Written exercise >> For the listing underneath, give the count of lines containing the string "really" and nothing further.

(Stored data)

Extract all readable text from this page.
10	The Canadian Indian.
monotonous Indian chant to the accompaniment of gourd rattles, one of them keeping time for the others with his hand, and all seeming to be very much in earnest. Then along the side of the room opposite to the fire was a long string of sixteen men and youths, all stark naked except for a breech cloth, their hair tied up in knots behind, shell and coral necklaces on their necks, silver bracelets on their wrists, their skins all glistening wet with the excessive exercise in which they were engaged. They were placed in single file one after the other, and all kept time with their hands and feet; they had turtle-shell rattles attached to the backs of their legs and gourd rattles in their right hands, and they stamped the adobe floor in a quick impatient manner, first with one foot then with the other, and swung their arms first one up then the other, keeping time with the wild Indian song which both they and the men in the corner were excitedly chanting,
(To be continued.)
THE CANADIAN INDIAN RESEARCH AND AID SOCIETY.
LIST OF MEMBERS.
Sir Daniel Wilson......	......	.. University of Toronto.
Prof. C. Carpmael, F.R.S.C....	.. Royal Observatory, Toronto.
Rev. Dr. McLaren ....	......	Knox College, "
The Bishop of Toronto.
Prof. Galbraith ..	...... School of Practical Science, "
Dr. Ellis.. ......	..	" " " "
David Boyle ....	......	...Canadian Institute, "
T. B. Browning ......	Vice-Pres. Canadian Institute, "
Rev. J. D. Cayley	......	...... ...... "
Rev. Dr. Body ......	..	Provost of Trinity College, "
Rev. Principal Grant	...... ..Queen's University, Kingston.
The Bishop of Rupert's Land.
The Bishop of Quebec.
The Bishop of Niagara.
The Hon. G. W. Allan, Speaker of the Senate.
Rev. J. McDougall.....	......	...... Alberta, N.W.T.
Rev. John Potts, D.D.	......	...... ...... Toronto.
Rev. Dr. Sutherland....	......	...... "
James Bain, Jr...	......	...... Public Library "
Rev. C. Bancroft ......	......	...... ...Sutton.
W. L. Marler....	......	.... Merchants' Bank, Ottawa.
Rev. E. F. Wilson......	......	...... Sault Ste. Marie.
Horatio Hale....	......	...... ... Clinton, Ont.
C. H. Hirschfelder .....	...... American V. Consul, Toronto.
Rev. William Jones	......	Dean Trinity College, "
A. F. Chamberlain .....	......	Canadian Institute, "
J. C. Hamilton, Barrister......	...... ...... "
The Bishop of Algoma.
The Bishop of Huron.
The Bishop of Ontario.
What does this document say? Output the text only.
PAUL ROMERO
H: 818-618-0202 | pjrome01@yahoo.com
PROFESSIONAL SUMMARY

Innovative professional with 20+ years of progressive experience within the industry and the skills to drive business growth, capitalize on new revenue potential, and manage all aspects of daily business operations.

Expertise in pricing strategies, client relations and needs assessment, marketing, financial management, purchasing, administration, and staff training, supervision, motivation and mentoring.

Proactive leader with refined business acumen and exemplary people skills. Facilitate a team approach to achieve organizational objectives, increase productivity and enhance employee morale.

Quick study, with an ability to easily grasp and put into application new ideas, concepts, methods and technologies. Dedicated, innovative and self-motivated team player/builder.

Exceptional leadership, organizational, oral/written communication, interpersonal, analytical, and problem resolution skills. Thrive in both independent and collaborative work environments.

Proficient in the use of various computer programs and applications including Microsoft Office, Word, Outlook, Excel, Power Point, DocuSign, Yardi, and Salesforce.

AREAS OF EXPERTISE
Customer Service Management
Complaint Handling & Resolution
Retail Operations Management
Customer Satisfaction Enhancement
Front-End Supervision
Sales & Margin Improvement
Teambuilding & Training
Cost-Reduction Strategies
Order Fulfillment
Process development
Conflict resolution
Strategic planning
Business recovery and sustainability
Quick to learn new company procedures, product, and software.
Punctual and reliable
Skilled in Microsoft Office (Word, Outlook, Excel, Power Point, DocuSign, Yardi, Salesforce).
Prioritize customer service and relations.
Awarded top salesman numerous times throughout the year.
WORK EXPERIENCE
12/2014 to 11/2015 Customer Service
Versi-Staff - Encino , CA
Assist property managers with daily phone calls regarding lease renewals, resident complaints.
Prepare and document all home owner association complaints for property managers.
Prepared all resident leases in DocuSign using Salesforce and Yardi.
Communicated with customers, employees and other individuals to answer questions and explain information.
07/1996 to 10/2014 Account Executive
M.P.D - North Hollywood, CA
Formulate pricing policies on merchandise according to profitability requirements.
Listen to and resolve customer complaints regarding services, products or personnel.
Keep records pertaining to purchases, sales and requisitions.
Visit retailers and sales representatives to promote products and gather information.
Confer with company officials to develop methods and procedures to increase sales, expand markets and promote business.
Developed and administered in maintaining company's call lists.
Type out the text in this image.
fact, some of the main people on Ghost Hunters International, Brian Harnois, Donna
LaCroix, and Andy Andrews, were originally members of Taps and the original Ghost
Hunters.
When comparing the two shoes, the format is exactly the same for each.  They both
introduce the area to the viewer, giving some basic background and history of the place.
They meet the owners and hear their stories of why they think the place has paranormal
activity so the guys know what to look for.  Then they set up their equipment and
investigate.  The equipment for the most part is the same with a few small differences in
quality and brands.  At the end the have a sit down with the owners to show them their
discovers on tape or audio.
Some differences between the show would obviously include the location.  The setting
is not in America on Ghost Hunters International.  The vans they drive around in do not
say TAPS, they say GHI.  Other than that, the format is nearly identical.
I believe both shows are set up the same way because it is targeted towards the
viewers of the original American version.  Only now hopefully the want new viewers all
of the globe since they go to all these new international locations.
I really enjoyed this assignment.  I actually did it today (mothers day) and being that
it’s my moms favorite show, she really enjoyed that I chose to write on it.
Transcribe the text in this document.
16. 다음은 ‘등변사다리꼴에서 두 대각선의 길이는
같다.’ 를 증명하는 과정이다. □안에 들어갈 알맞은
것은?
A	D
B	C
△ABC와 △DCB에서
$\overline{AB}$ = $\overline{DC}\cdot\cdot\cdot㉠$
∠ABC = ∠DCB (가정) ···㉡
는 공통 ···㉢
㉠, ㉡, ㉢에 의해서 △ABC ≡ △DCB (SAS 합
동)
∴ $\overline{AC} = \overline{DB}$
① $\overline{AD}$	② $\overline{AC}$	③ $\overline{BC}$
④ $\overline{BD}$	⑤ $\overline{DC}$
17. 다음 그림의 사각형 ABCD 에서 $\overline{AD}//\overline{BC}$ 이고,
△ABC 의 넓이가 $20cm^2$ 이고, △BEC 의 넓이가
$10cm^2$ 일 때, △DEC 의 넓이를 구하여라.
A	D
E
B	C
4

Worked answer >> 2